Task to complete:
Carry none of the pictures over; write out the complete data exactly.

Stored entries:
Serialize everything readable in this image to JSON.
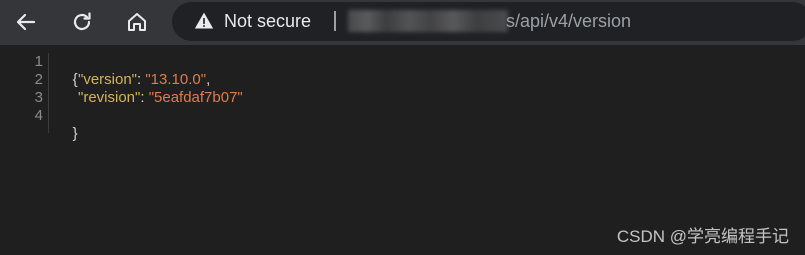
{
  "browser": {
    "security_label": "Not secure",
    "url_path": "s/api/v4/version",
    "icons": {
      "back": "back-arrow-icon",
      "reload": "reload-icon",
      "home": "home-icon",
      "warning": "warning-triangle-icon"
    }
  },
  "editor": {
    "line_numbers": [
      "1",
      "2",
      "3",
      "4"
    ],
    "lines": {
      "open_brace": "{",
      "version_key": "\"version\"",
      "version_colon": ": ",
      "version_value": "\"13.10.0\"",
      "version_comma": ",",
      "revision_key": "\"revision\"",
      "revision_colon": ": ",
      "revision_value": "\"5eafdaf7b07\"",
      "close_brace": "}"
    }
  },
  "watermark": "CSDN @学亮编程手记",
  "colors": {
    "toolbar": "#35363a",
    "page_bg": "#1f1f1f",
    "json_key": "#d4b35a",
    "json_string": "#e07b4f"
  }
}
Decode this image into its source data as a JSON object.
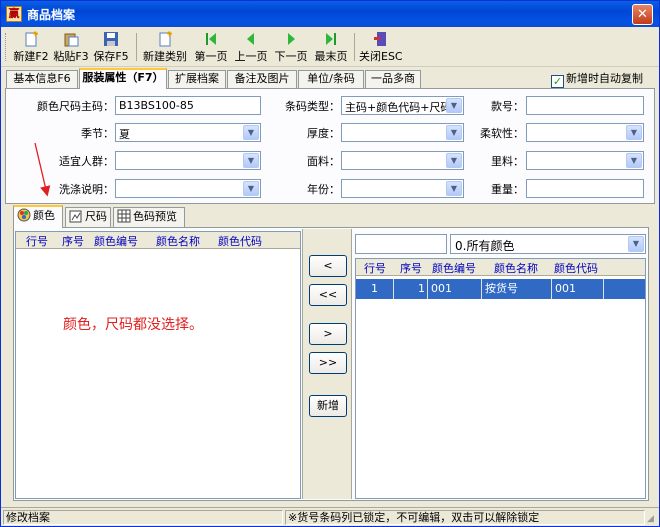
{
  "window": {
    "title": "商品档案"
  },
  "toolbar": {
    "new": "新建F2",
    "paste": "粘贴F3",
    "save": "保存F5",
    "new_category": "新建类别",
    "first": "第一页",
    "prev": "上一页",
    "next": "下一页",
    "last": "最末页",
    "close": "关闭ESC"
  },
  "tabs": [
    "基本信息F6",
    "服装属性（F7）",
    "扩展档案",
    "备注及图片",
    "单位/条码",
    "一品多商"
  ],
  "autocopy": {
    "label": "新增时自动复制",
    "checked": true
  },
  "form": {
    "color_size_code_label": "颜色尺码主码：",
    "color_size_code_value": "B13BS100-85",
    "season_label": "季节：",
    "season_value": "夏",
    "target_label": "适宜人群：",
    "target_value": "",
    "wash_label": "洗涤说明：",
    "wash_value": "",
    "barcode_type_label": "条码类型：",
    "barcode_type_value": "主码+颜色代码+尺码",
    "thickness_label": "厚度：",
    "thickness_value": "",
    "fabric_label": "面料：",
    "fabric_value": "",
    "year_label": "年份：",
    "year_value": "",
    "style_no_label": "款号：",
    "style_no_value": "",
    "softness_label": "柔软性：",
    "softness_value": "",
    "lining_label": "里料：",
    "lining_value": "",
    "weight_label": "重量：",
    "weight_value": ""
  },
  "subtabs": [
    "颜色",
    "尺码",
    "色码预览"
  ],
  "left_grid": {
    "headers": [
      "行号",
      "序号",
      "颜色编号",
      "颜色名称",
      "颜色代码"
    ]
  },
  "filter": {
    "search_value": "",
    "select_value": "0.所有颜色"
  },
  "right_grid": {
    "headers": [
      "行号",
      "序号",
      "颜色编号",
      "颜色名称",
      "颜色代码"
    ],
    "rows": [
      [
        "1",
        "1",
        "001",
        "按货号",
        "001"
      ]
    ]
  },
  "transfer_buttons": {
    "add_one": "<",
    "add_all": "<<",
    "remove_one": ">",
    "remove_all": ">>",
    "new": "新增"
  },
  "annotation": "颜色，尺码都没选择。",
  "status": {
    "left": "修改档案",
    "middle": "",
    "right": "※货号条码列已锁定，不可编辑，双击可以解除锁定"
  },
  "colors": {
    "selection": "#316AC5",
    "annotation": "#E02020",
    "header_text": "#0000C0"
  }
}
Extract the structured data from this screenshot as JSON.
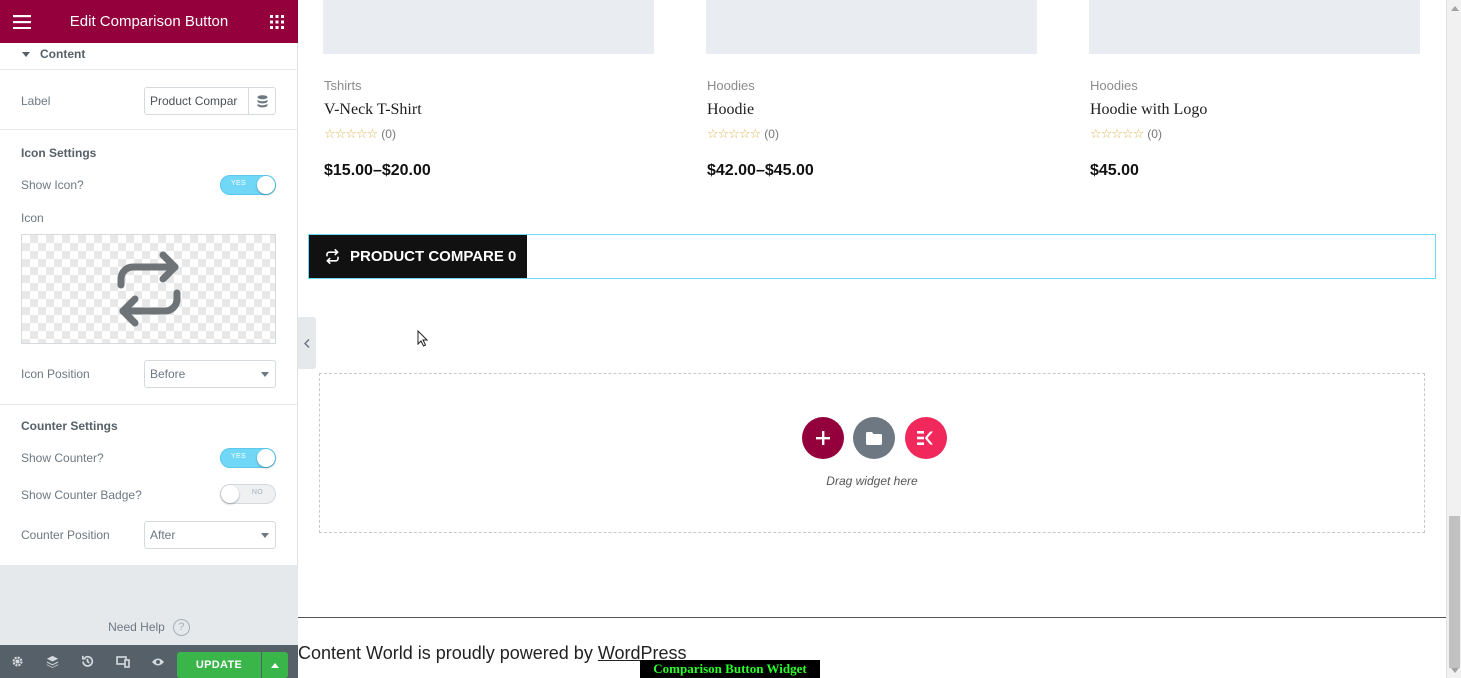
{
  "panel": {
    "title": "Edit Comparison Button",
    "section": "Content",
    "label_field": {
      "label": "Label",
      "value": "Product Compar"
    },
    "icon_settings": {
      "heading": "Icon Settings",
      "show_icon": {
        "label": "Show Icon?",
        "state": "YES"
      },
      "icon_label": "Icon",
      "icon_name": "repeat-arrows-icon",
      "icon_position": {
        "label": "Icon Position",
        "value": "Before"
      }
    },
    "counter_settings": {
      "heading": "Counter Settings",
      "show_counter": {
        "label": "Show Counter?",
        "state": "YES"
      },
      "show_counter_badge": {
        "label": "Show Counter Badge?",
        "state": "NO"
      },
      "counter_position": {
        "label": "Counter Position",
        "value": "After"
      }
    },
    "need_help": "Need Help",
    "update_label": "UPDATE",
    "colors": {
      "header": "#93003c",
      "update": "#39b54a",
      "toggle_on": "#71d7f7"
    }
  },
  "products": [
    {
      "category": "Tshirts",
      "name": "V-Neck T-Shirt",
      "rating_count": "(0)",
      "price": "$15.00–$20.00"
    },
    {
      "category": "Hoodies",
      "name": "Hoodie",
      "rating_count": "(0)",
      "price": "$42.00–$45.00"
    },
    {
      "category": "Hoodies",
      "name": "Hoodie with Logo",
      "rating_count": "(0)",
      "price": "$45.00"
    }
  ],
  "compare_button": {
    "label": "PRODUCT COMPARE 0"
  },
  "dropzone": {
    "text": "Drag widget here"
  },
  "site_footer": {
    "prefix": "Content World is proudly powered by ",
    "link": "WordPress"
  },
  "caption": "Comparison Button Widget"
}
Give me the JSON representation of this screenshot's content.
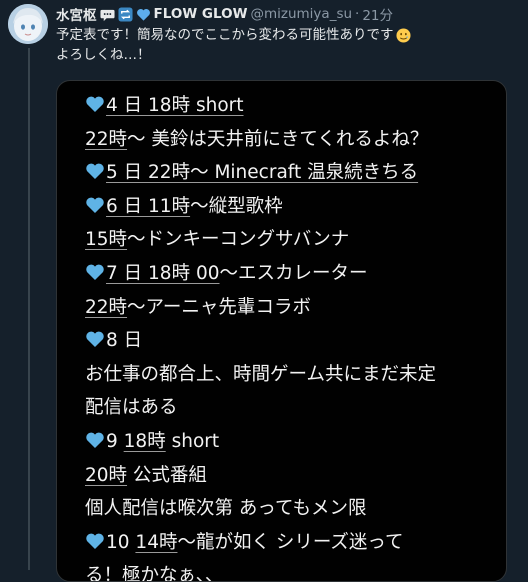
{
  "tweet": {
    "author_name": "水宮枢",
    "badge_text": "FLOW GLOW",
    "handle": "@mizumiya_su",
    "separator": "·",
    "time": "21分",
    "text_line1": "予定表です！簡易なのでここから変わる可能性ありです",
    "text_line2": "よろしくね…！"
  },
  "schedule": {
    "l1": "4 日 18時 short",
    "l2a": "22時",
    "l2b": "〜 美鈴は天井前にきてくれるよね？",
    "l3": "5 日 22時〜 Minecraft 温泉続きちる",
    "l4a": "6 日 11時",
    "l4b": "〜縦型歌枠",
    "l5a": "15時",
    "l5b": "〜ドンキーコングサバンナ",
    "l6a": "7 日 18時 00",
    "l6b": "〜エスカレーター",
    "l7a": "22時",
    "l7b": "〜アーニャ先輩コラボ",
    "l8": "8 日",
    "l9": "お仕事の都合上、時間ゲーム共にまだ未定",
    "l10": "配信はある",
    "l11a": "9 ",
    "l11b": "18時",
    "l11c": " short",
    "l12a": "20時",
    "l12b": " 公式番組",
    "l13": "個人配信は喉次第 あってもメン限",
    "l14a": "10 ",
    "l14b": "14時",
    "l14c": "〜龍が如く シリーズ迷って",
    "l15": "る！極かなぁ、、"
  },
  "colors": {
    "heart": "#5fb3e6",
    "background": "#15202b",
    "accent": "#1d9bf0"
  },
  "icons": [
    "speech-bubble-icon",
    "retweet-icon",
    "blue-heart-icon",
    "smiling-tear-emoji-icon",
    "light-blue-heart-icon"
  ]
}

Exercise output:
Serialize everything readable in this image to JSON.
{
  "browser": {
    "security_label": "Not secure",
    "url_path": "s/api/v4/version",
    "icons": {
      "back": "back-arrow-icon",
      "reload": "reload-icon",
      "home": "home-icon",
      "warning": "warning-triangle-icon"
    }
  },
  "editor": {
    "line_numbers": [
      "1",
      "2",
      "3",
      "4"
    ],
    "lines": {
      "open_brace": "{",
      "version_key": "\"version\"",
      "version_colon": ": ",
      "version_value": "\"13.10.0\"",
      "version_comma": ",",
      "revision_key": "\"revision\"",
      "revision_colon": ": ",
      "revision_value": "\"5eafdaf7b07\"",
      "close_brace": "}"
    }
  },
  "watermark": "CSDN @学亮编程手记",
  "colors": {
    "toolbar": "#35363a",
    "page_bg": "#1f1f1f",
    "json_key": "#d4b35a",
    "json_string": "#e07b4f"
  }
}
Decode this image into its source data as a JSON object.
{
  "window": {
    "title": "商品档案"
  },
  "toolbar": {
    "new": "新建F2",
    "paste": "粘贴F3",
    "save": "保存F5",
    "new_category": "新建类别",
    "first": "第一页",
    "prev": "上一页",
    "next": "下一页",
    "last": "最末页",
    "close": "关闭ESC"
  },
  "tabs": [
    "基本信息F6",
    "服装属性（F7）",
    "扩展档案",
    "备注及图片",
    "单位/条码",
    "一品多商"
  ],
  "autocopy": {
    "label": "新增时自动复制",
    "checked": true
  },
  "form": {
    "color_size_code_label": "颜色尺码主码：",
    "color_size_code_value": "B13BS100-85",
    "season_label": "季节：",
    "season_value": "夏",
    "target_label": "适宜人群：",
    "target_value": "",
    "wash_label": "洗涤说明：",
    "wash_value": "",
    "barcode_type_label": "条码类型：",
    "barcode_type_value": "主码+颜色代码+尺码",
    "thickness_label": "厚度：",
    "thickness_value": "",
    "fabric_label": "面料：",
    "fabric_value": "",
    "year_label": "年份：",
    "year_value": "",
    "style_no_label": "款号：",
    "style_no_value": "",
    "softness_label": "柔软性：",
    "softness_value": "",
    "lining_label": "里料：",
    "lining_value": "",
    "weight_label": "重量：",
    "weight_value": ""
  },
  "subtabs": [
    "颜色",
    "尺码",
    "色码预览"
  ],
  "left_grid": {
    "headers": [
      "行号",
      "序号",
      "颜色编号",
      "颜色名称",
      "颜色代码"
    ]
  },
  "filter": {
    "search_value": "",
    "select_value": "0.所有颜色"
  },
  "right_grid": {
    "headers": [
      "行号",
      "序号",
      "颜色编号",
      "颜色名称",
      "颜色代码"
    ],
    "rows": [
      [
        "1",
        "1",
        "001",
        "按货号",
        "001"
      ]
    ]
  },
  "transfer_buttons": {
    "add_one": "<",
    "add_all": "<<",
    "remove_one": ">",
    "remove_all": ">>",
    "new": "新增"
  },
  "annotation": "颜色，尺码都没选择。",
  "status": {
    "left": "修改档案",
    "middle": "",
    "right": "※货号条码列已锁定，不可编辑，双击可以解除锁定"
  },
  "colors": {
    "selection": "#316AC5",
    "annotation": "#E02020",
    "header_text": "#0000C0"
  }
}
Extract the structured data from this screenshot as JSON.
{
  "panel": {
    "title": "Edit Comparison Button",
    "section": "Content",
    "label_field": {
      "label": "Label",
      "value": "Product Compar"
    },
    "icon_settings": {
      "heading": "Icon Settings",
      "show_icon": {
        "label": "Show Icon?",
        "state": "YES"
      },
      "icon_label": "Icon",
      "icon_name": "repeat-arrows-icon",
      "icon_position": {
        "label": "Icon Position",
        "value": "Before"
      }
    },
    "counter_settings": {
      "heading": "Counter Settings",
      "show_counter": {
        "label": "Show Counter?",
        "state": "YES"
      },
      "show_counter_badge": {
        "label": "Show Counter Badge?",
        "state": "NO"
      },
      "counter_position": {
        "label": "Counter Position",
        "value": "After"
      }
    },
    "need_help": "Need Help",
    "update_label": "UPDATE",
    "colors": {
      "header": "#93003c",
      "update": "#39b54a",
      "toggle_on": "#71d7f7"
    }
  },
  "products": [
    {
      "category": "Tshirts",
      "name": "V-Neck T-Shirt",
      "rating_count": "(0)",
      "price": "$15.00–$20.00"
    },
    {
      "category": "Hoodies",
      "name": "Hoodie",
      "rating_count": "(0)",
      "price": "$42.00–$45.00"
    },
    {
      "category": "Hoodies",
      "name": "Hoodie with Logo",
      "rating_count": "(0)",
      "price": "$45.00"
    }
  ],
  "compare_button": {
    "label": "PRODUCT COMPARE 0"
  },
  "dropzone": {
    "text": "Drag widget here"
  },
  "site_footer": {
    "prefix": "Content World is proudly powered by ",
    "link": "WordPress"
  },
  "caption": "Comparison Button Widget"
}
Give me the JSON representation of this screenshot's content.
{
  "tweet": {
    "author_name": "水宮枢",
    "badge_text": "FLOW GLOW",
    "handle": "@mizumiya_su",
    "separator": "·",
    "time": "21分",
    "text_line1": "予定表です！簡易なのでここから変わる可能性ありです",
    "text_line2": "よろしくね…！"
  },
  "schedule": {
    "l1": "4 日 18時 short",
    "l2a": "22時",
    "l2b": "〜 美鈴は天井前にきてくれるよね？",
    "l3": "5 日 22時〜 Minecraft 温泉続きちる",
    "l4a": "6 日 11時",
    "l4b": "〜縦型歌枠",
    "l5a": "15時",
    "l5b": "〜ドンキーコングサバンナ",
    "l6a": "7 日 18時 00",
    "l6b": "〜エスカレーター",
    "l7a": "22時",
    "l7b": "〜アーニャ先輩コラボ",
    "l8": "8 日",
    "l9": "お仕事の都合上、時間ゲーム共にまだ未定",
    "l10": "配信はある",
    "l11a": "9 ",
    "l11b": "18時",
    "l11c": " short",
    "l12a": "20時",
    "l12b": " 公式番組",
    "l13": "個人配信は喉次第 あってもメン限",
    "l14a": "10 ",
    "l14b": "14時",
    "l14c": "〜龍が如く シリーズ迷って",
    "l15": "る！極かなぁ、、"
  },
  "colors": {
    "heart": "#5fb3e6",
    "background": "#15202b",
    "accent": "#1d9bf0"
  },
  "icons": [
    "speech-bubble-icon",
    "retweet-icon",
    "blue-heart-icon",
    "smiling-tear-emoji-icon",
    "light-blue-heart-icon"
  ]
}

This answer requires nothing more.